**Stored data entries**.
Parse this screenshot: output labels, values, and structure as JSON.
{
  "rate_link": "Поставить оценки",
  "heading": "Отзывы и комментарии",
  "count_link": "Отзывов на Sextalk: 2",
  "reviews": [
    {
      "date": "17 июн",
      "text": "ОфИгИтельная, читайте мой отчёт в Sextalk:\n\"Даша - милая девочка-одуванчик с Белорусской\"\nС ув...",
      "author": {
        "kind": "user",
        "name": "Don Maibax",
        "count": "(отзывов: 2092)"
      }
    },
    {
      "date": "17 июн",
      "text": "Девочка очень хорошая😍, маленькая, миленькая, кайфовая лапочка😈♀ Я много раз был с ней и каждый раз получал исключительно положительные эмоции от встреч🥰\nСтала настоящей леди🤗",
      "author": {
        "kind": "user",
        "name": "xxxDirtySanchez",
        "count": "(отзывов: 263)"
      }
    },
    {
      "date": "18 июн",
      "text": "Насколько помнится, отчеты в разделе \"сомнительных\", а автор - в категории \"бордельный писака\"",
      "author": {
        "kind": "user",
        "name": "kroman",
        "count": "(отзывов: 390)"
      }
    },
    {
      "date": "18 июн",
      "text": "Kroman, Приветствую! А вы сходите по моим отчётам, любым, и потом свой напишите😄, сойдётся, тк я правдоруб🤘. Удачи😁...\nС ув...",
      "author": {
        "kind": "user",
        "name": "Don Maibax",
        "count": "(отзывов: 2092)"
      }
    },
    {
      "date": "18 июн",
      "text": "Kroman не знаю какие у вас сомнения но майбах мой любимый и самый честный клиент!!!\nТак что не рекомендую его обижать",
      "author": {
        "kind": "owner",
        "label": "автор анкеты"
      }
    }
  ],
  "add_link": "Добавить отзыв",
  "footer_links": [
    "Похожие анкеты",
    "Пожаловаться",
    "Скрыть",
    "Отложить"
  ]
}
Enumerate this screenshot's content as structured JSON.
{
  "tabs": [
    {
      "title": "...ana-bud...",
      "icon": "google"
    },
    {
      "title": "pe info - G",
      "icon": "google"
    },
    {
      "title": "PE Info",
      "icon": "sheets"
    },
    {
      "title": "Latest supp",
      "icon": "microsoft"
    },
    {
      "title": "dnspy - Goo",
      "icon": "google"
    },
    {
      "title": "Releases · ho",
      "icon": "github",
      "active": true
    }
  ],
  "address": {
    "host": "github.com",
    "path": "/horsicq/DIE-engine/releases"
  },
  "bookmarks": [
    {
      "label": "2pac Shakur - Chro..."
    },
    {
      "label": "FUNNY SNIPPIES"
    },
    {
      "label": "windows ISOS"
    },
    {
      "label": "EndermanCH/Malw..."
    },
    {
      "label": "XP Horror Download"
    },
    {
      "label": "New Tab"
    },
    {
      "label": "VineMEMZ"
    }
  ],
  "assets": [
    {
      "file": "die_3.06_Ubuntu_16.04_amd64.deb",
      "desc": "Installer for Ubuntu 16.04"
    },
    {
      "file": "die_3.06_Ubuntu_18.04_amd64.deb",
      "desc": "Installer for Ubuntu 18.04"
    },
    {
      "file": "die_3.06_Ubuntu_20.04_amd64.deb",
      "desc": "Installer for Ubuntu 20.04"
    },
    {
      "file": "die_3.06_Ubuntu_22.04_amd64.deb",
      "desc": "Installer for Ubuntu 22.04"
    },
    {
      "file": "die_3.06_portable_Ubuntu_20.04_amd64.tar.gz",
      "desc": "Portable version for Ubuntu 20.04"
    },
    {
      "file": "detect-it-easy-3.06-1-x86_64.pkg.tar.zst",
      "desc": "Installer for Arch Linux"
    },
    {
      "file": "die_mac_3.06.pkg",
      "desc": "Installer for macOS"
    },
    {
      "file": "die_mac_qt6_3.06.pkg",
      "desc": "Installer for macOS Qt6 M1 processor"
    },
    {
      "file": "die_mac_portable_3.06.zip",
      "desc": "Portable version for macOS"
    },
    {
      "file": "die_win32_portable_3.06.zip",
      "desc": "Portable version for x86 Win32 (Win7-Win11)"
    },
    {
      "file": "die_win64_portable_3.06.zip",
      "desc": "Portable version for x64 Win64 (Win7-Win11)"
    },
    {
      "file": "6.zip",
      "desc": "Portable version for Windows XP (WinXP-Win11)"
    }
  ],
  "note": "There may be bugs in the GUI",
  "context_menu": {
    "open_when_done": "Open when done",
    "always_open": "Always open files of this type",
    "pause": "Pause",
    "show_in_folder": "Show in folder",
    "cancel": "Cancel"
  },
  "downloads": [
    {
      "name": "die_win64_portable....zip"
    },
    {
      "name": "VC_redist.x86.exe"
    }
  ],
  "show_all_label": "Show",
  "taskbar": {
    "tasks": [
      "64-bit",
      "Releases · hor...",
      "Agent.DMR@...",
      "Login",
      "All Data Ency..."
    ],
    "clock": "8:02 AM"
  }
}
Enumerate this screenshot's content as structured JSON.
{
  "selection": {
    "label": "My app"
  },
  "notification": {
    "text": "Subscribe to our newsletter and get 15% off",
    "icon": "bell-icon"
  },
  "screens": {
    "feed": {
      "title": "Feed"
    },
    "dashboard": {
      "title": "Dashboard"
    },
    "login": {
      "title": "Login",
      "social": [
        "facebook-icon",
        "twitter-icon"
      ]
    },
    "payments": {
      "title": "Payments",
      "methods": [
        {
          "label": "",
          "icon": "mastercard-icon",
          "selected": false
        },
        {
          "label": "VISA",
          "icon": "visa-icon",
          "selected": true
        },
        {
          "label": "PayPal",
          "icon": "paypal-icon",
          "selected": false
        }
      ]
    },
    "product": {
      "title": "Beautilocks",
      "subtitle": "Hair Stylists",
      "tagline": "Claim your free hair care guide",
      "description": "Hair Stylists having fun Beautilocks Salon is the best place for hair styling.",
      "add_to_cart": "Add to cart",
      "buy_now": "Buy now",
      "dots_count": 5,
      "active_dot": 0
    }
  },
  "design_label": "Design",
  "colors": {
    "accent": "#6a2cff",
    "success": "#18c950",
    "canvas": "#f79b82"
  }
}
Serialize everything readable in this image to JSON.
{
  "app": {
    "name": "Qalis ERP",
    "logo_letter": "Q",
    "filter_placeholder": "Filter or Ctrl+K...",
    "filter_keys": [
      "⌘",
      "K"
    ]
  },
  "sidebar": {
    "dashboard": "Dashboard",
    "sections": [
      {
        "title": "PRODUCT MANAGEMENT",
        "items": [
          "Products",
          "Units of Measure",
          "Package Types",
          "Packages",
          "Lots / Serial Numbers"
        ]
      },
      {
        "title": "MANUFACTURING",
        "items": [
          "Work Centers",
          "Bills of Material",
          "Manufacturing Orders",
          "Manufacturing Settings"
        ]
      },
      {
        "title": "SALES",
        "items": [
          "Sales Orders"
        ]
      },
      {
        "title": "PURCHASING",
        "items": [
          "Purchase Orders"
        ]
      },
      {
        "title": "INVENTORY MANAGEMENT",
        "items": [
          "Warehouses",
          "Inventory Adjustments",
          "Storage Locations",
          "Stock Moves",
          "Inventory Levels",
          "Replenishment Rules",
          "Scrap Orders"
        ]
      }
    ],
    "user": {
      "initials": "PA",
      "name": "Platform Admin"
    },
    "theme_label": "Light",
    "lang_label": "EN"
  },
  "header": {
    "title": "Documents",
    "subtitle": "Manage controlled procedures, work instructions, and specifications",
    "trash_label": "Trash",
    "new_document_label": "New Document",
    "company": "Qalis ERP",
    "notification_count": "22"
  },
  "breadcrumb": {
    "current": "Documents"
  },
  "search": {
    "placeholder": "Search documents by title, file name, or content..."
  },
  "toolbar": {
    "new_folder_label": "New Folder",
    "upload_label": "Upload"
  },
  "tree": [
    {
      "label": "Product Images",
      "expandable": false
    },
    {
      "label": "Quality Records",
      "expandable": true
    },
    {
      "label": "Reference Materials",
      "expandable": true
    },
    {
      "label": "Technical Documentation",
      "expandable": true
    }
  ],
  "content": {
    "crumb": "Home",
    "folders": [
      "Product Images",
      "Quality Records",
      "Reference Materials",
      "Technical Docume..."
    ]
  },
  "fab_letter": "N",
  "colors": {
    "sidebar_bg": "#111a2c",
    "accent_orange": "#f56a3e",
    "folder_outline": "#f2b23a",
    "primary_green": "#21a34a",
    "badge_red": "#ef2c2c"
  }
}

**Exercise instructions**.
Using the listing above, show every line that includes the string "icon".

**Solution to this task**.
      "icon": "google"
      "icon": "google"
      "icon": "sheets"
      "icon": "microsoft"
      "icon": "google"
      "icon": "github",
    "icon": "bell-icon"
        "facebook-icon",
        "twitter-icon"
          "icon": "mastercard-icon",
          "icon": "visa-icon",
          "icon": "paypal-icon",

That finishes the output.